* BEGIN DATA EXTRACT *
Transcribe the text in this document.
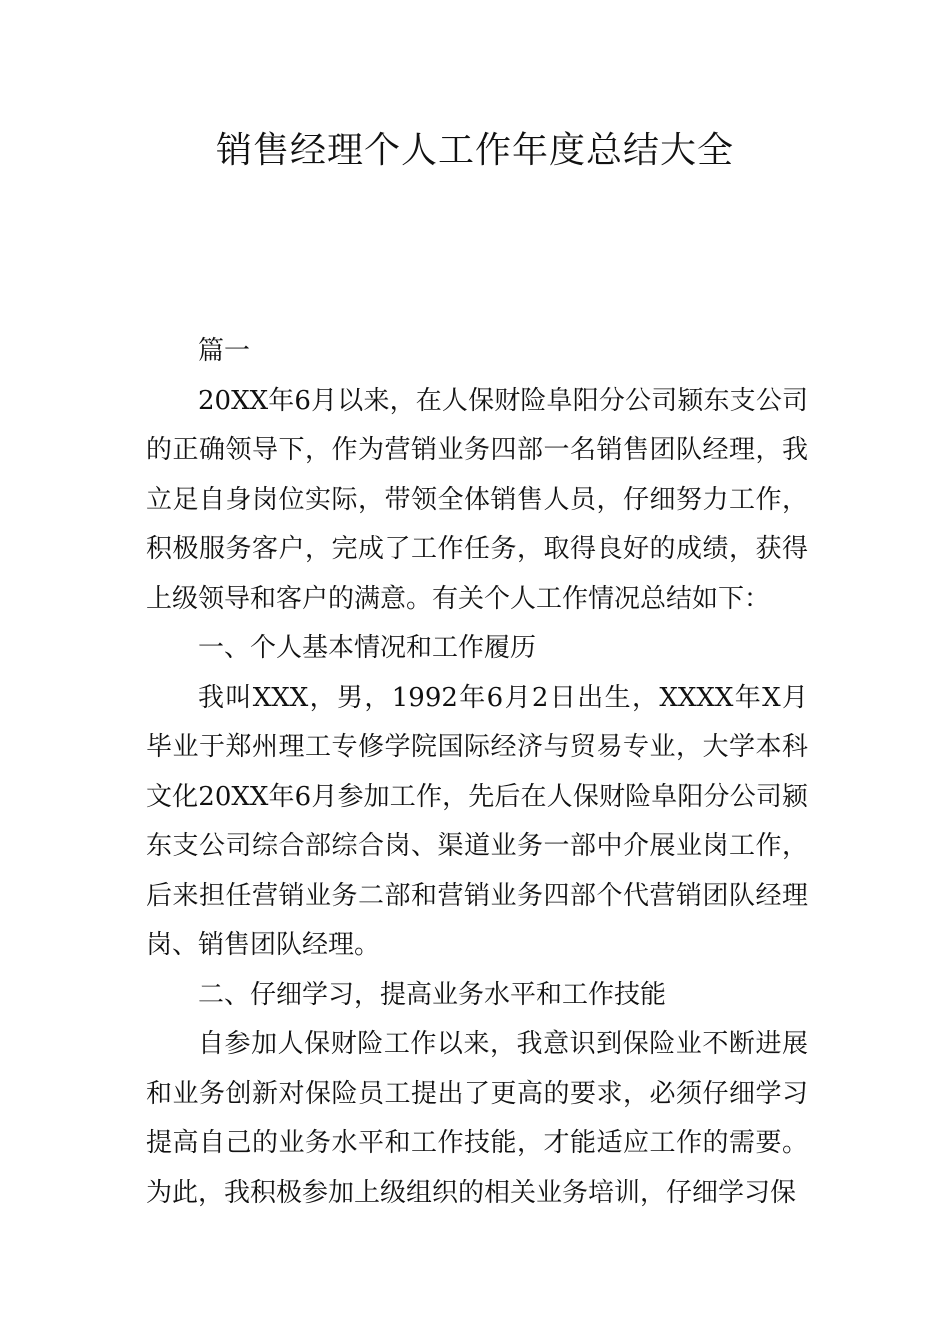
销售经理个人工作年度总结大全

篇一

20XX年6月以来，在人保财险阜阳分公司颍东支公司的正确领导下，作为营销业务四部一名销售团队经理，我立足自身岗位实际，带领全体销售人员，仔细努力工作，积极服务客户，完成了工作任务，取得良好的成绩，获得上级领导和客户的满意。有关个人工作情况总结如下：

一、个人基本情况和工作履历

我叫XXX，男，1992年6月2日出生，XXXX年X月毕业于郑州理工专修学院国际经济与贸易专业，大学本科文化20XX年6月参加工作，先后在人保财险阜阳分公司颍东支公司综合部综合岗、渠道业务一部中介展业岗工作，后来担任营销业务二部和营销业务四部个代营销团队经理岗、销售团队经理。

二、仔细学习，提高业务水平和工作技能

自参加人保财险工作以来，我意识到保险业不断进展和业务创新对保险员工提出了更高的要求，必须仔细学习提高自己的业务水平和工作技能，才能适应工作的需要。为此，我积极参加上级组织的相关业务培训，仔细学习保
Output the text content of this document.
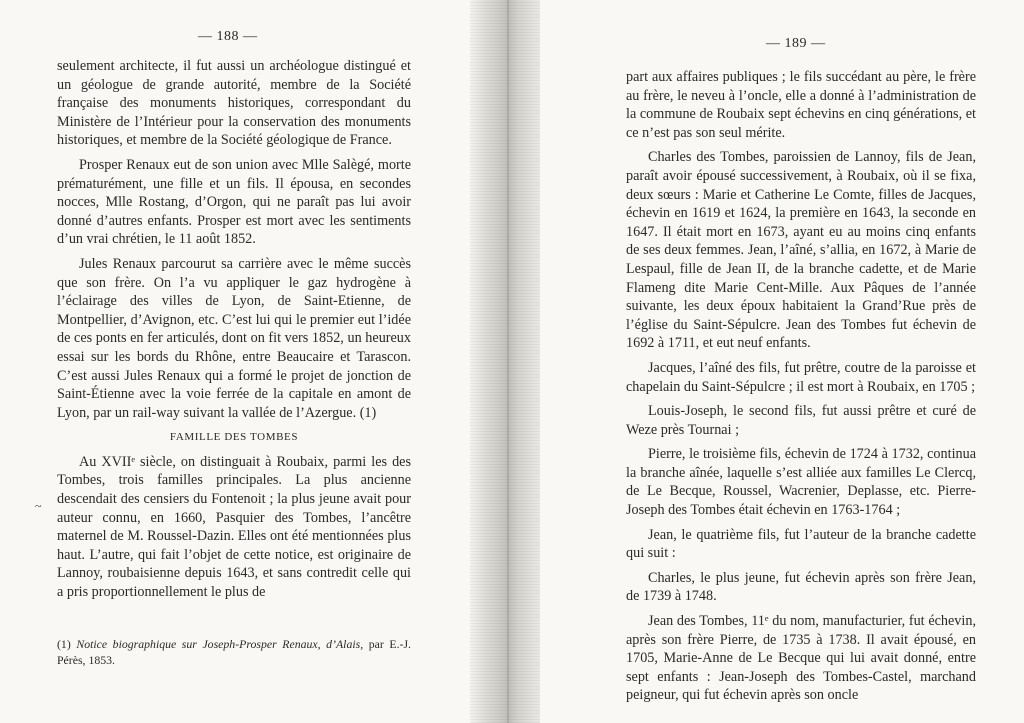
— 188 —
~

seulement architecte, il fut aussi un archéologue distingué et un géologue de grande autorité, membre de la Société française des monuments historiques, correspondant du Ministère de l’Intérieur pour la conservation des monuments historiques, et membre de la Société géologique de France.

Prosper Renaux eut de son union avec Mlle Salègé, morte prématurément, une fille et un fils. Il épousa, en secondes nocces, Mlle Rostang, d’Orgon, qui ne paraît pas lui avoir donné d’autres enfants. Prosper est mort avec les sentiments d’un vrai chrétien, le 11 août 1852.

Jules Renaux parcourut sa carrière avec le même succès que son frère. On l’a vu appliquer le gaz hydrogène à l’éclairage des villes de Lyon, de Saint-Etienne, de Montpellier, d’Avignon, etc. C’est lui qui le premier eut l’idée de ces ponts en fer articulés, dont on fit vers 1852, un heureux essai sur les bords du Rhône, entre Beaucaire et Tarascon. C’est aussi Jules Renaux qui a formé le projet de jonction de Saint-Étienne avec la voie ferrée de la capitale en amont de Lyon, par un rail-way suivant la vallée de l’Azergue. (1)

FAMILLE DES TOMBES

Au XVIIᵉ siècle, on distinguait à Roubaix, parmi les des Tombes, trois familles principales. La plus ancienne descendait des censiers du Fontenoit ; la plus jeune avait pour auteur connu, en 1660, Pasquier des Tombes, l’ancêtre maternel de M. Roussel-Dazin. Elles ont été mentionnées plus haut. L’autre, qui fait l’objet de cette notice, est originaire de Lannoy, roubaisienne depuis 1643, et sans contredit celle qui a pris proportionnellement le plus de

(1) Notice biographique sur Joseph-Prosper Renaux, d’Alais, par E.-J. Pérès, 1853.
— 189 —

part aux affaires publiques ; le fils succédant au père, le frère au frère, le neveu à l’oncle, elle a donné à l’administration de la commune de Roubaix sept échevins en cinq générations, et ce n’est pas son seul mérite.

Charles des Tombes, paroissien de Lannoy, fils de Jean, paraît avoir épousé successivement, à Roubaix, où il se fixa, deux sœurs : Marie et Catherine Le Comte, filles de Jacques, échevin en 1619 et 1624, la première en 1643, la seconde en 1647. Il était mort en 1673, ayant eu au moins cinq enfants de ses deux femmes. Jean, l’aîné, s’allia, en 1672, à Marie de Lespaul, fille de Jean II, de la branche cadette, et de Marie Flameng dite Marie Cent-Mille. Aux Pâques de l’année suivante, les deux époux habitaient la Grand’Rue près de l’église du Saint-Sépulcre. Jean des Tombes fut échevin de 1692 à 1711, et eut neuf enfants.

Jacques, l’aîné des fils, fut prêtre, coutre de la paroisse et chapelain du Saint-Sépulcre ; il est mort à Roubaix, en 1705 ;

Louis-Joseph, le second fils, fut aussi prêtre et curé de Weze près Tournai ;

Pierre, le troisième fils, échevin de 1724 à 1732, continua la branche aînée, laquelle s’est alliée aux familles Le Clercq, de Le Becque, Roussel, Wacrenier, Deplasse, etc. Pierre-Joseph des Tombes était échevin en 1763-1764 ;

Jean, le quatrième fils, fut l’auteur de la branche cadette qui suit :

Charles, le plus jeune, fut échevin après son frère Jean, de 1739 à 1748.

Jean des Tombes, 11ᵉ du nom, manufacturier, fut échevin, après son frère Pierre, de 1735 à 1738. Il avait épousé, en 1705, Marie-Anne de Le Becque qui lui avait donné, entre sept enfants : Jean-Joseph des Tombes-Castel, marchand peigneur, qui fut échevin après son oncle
* END DATA EXTRACT *
* BEGIN DATA EXTRACT *
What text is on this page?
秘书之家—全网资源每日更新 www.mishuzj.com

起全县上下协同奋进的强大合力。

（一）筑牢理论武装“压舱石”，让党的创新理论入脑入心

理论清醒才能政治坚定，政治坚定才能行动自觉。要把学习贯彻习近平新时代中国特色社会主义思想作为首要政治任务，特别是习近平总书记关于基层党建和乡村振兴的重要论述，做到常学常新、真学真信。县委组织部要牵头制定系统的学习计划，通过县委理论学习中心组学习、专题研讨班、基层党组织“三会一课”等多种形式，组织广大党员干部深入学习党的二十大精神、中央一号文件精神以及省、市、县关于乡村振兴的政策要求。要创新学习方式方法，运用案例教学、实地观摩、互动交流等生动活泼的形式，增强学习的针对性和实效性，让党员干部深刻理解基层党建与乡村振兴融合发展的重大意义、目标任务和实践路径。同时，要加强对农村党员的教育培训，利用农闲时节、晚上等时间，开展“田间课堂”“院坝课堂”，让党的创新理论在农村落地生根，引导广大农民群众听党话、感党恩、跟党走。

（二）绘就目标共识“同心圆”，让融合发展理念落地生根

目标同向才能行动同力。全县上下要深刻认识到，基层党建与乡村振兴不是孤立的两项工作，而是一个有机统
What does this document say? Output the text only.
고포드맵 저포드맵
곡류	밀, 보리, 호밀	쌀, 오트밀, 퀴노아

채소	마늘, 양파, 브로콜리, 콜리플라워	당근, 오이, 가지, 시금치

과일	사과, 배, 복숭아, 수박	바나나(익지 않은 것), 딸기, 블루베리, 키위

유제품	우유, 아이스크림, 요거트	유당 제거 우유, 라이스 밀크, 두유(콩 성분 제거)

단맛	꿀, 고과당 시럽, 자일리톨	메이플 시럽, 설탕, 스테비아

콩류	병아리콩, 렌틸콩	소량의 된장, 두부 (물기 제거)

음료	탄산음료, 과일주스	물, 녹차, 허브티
* END DATA EXTRACT *
* BEGIN DATA EXTRACT *
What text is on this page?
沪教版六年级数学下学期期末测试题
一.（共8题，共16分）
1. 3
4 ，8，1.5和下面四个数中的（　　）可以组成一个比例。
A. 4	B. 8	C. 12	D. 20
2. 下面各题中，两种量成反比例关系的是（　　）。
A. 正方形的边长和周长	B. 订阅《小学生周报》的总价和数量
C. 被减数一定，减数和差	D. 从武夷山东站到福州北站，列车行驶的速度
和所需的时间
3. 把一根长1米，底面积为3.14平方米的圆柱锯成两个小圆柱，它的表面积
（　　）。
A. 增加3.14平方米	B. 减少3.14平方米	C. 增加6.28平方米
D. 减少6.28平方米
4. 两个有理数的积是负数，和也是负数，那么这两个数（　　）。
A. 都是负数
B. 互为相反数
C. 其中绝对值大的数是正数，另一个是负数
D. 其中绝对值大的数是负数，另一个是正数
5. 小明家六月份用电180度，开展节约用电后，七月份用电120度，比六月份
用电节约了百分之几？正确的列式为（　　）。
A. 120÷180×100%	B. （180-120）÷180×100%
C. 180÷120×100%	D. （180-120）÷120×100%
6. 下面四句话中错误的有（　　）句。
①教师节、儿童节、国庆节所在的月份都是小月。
* END DATA EXTRACT *
> WHAT IS ASKED
Each line above that holds the string "auteur" should be copied and shown.

> COMPLETE RESPONSE
Au XVIIᵉ siècle, on distinguait à Roubaix, parmi les des Tombes, trois familles principales. La plus ancienne descendait des censiers du Fontenoit ; la plus jeune avait pour auteur connu, en 1660, Pasquier des Tombes, l’ancêtre maternel de M. Roussel-Dazin. Elles ont été mentionnées plus haut. L’autre, qui fait l’objet de cette notice, est originaire de Lannoy, roubaisienne depuis 1643, et sans contredit celle qui a pris proportionnellement le plus de
Jean, le quatrième fils, fut l’auteur de la branche cadette qui suit :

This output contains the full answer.